A Sign of Contradiction
Feast of the Presentation of the Lord

Doug McManaman
Reproduced with Permission

The day I began thinking about the gospel we just heard, I opened up the National Post Online and read the story of what took place in St. Peter's Square the day before when Pope Francis prayed the Angelus. He and the two children who were with him released two white doves, as symbols of the peace for which he prayed, that violence in the Ukraine would cease and be replaced by constructive dialogue. Suddenly out of nowhere, a large black crow and a seagull appear and begin attacking the doves.

The Jews in the Old Testament always interpreted these kinds of things as signs or omens, because God is the Lord of history, and nothing happens outside his providential control. There are signs all around us that we often don't notice. But what intrigued me about this event was the unexpected nature of it. Let's release these doves, and everything will happen the way we expect it to happen, right? Then, suddenly, the unexpected happens. Our sign of peace is contradicted, contrary to our expectations.

Problems to solve
• 1. Please retype the stretch of the homily from "A Sign of Contradiction" through "attacking the doves.".
• 2. Extend the homily on the Presentation of the Lord, picking up after its final sentence.

Entries provided

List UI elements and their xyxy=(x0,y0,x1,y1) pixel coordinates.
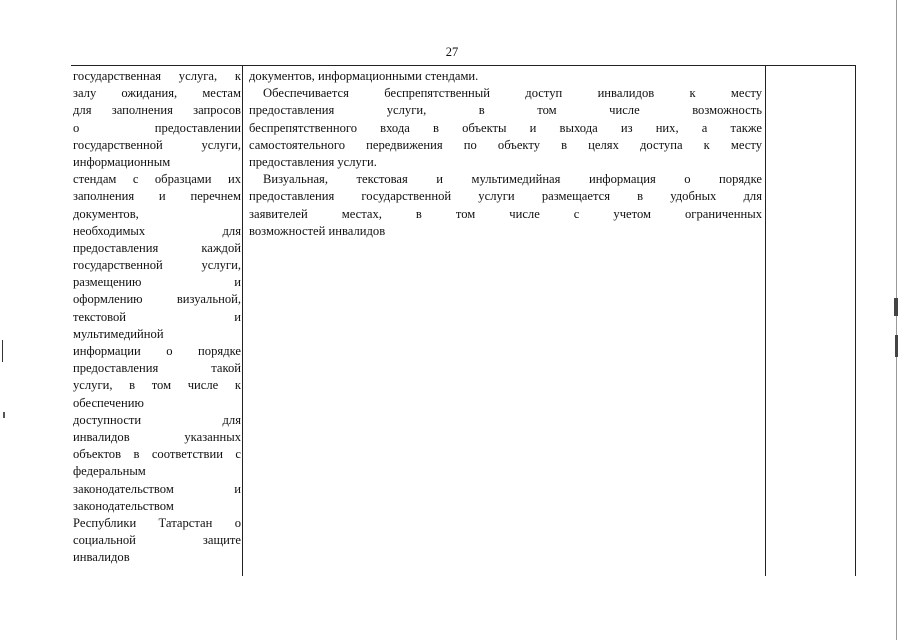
left-cell-line: предоставления такой xyxy=(73,361,241,376)
left-cell-line: для заполнения запросов xyxy=(73,103,241,118)
left-cell-line: информационным xyxy=(73,154,171,169)
table-cell-object-requirements xyxy=(71,66,243,576)
left-cell-line: услуги, в том числе к xyxy=(73,378,241,393)
left-cell-line: объектов в соответствии с xyxy=(73,447,241,462)
left-cell-line: предоставления каждой xyxy=(73,240,241,255)
scan-artifact-right-mark xyxy=(895,335,898,357)
left-cell-line: заполнения и перечнем xyxy=(73,189,241,204)
left-cell-line: Республики Татарстан о xyxy=(73,515,241,530)
middle-cell-line: документов, информационными стендами. xyxy=(249,69,479,83)
document-table xyxy=(71,65,856,576)
left-cell-line: информации о порядке xyxy=(73,344,241,358)
middle-cell-line: беспрепятственного входа в объекты и выхода из них, а также xyxy=(249,120,762,135)
middle-cell-line: предоставления услуги, в том числе возможность xyxy=(249,103,762,118)
middle-cell-line: самостоятельного передвижения по объекту в целях доступа к месту xyxy=(249,137,762,152)
middle-cell-line: Обеспечивается беспрепятственный доступ инвалидов к месту xyxy=(263,86,762,101)
left-cell-line: доступности для xyxy=(73,412,241,427)
page-number: 27 xyxy=(445,45,459,59)
left-cell-line: залу ожидания, местам xyxy=(73,86,241,101)
left-cell-line: государственная услуга, к xyxy=(73,69,241,83)
scan-artifact-left-mark xyxy=(3,412,5,418)
middle-cell-line: заявителей местах, в том числе с учетом ограниченных xyxy=(249,206,762,221)
left-cell-line: законодательством xyxy=(73,498,174,513)
left-cell-line: инвалидов указанных xyxy=(73,429,241,444)
left-cell-line: законодательством и xyxy=(73,481,241,496)
middle-cell-line: предоставления услуги. xyxy=(249,154,377,169)
left-cell-line: мультимедийной xyxy=(73,326,164,341)
left-cell-line: инвалидов xyxy=(73,550,130,565)
left-cell-line: текстовой и xyxy=(73,309,241,324)
scan-artifact-right-mark xyxy=(894,298,898,316)
middle-cell-line: предоставления государственной услуги размещается в удобных для xyxy=(249,189,762,204)
middle-cell-line: Визуальная, текстовая и мультимедийная информация о порядке xyxy=(263,172,762,187)
left-cell-line: федеральным xyxy=(73,464,146,479)
left-cell-line: государственной услуги, xyxy=(73,137,241,152)
left-cell-line: обеспечению xyxy=(73,395,144,410)
table-cell-empty xyxy=(766,66,856,576)
middle-cell-line: возможностей инвалидов xyxy=(249,223,386,238)
left-cell-line: стендам с образцами их xyxy=(73,172,241,187)
scan-artifact-left-mark xyxy=(2,340,3,362)
left-cell-line: о предоставлении xyxy=(73,120,241,135)
left-cell-line: социальной защите xyxy=(73,533,241,548)
scan-artifact-right-edge xyxy=(896,0,897,640)
left-cell-line: размещению и xyxy=(73,275,241,290)
left-cell-line: документов, xyxy=(73,206,139,221)
table-cell-accessibility-description xyxy=(243,66,766,576)
left-cell-line: государственной услуги, xyxy=(73,258,241,273)
left-cell-line: необходимых для xyxy=(73,223,241,238)
left-cell-line: оформлению визуальной, xyxy=(73,292,241,307)
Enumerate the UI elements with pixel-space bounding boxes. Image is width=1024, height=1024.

Responses
• 1.
A Sign of Contradiction
Feast of the Presentation of the Lord

Doug McManaman
Reproduced with Permission

The day I began thinking about the gospel we just heard, I opened up the National Post Online and read the story of what took place in St. Peter's Square the day before when Pope Francis prayed the Angelus. He and the two children who were with him released two white doves, as symbols of the peace for which he prayed, that violence in the Ukraine would cease and be replaced by constructive dialogue. Suddenly out of nowhere, a large black crow and a seagull appear and begin attacking the doves.

• 2.
There is a bias that all of us are vulnerable to, what psychologist Daniel Kahneman refers to it as What You See Is All There Is (WYSIATI). What we do not see simply does not exist. A colleague was telling me about the first time he came over from India to teach in Canada. He walked into a classroom and no one stood up, but kept talking among themselves, paying no attention him. He thought that what he saw in India is what he'd see everywhere else (WYSIATI). What adds to this bias is that we often don't see what we simply don't want to see, and there's a great deal that we simply don't want to see. Evil is one of those things we don't want to see or acknowledge, because we are afraid.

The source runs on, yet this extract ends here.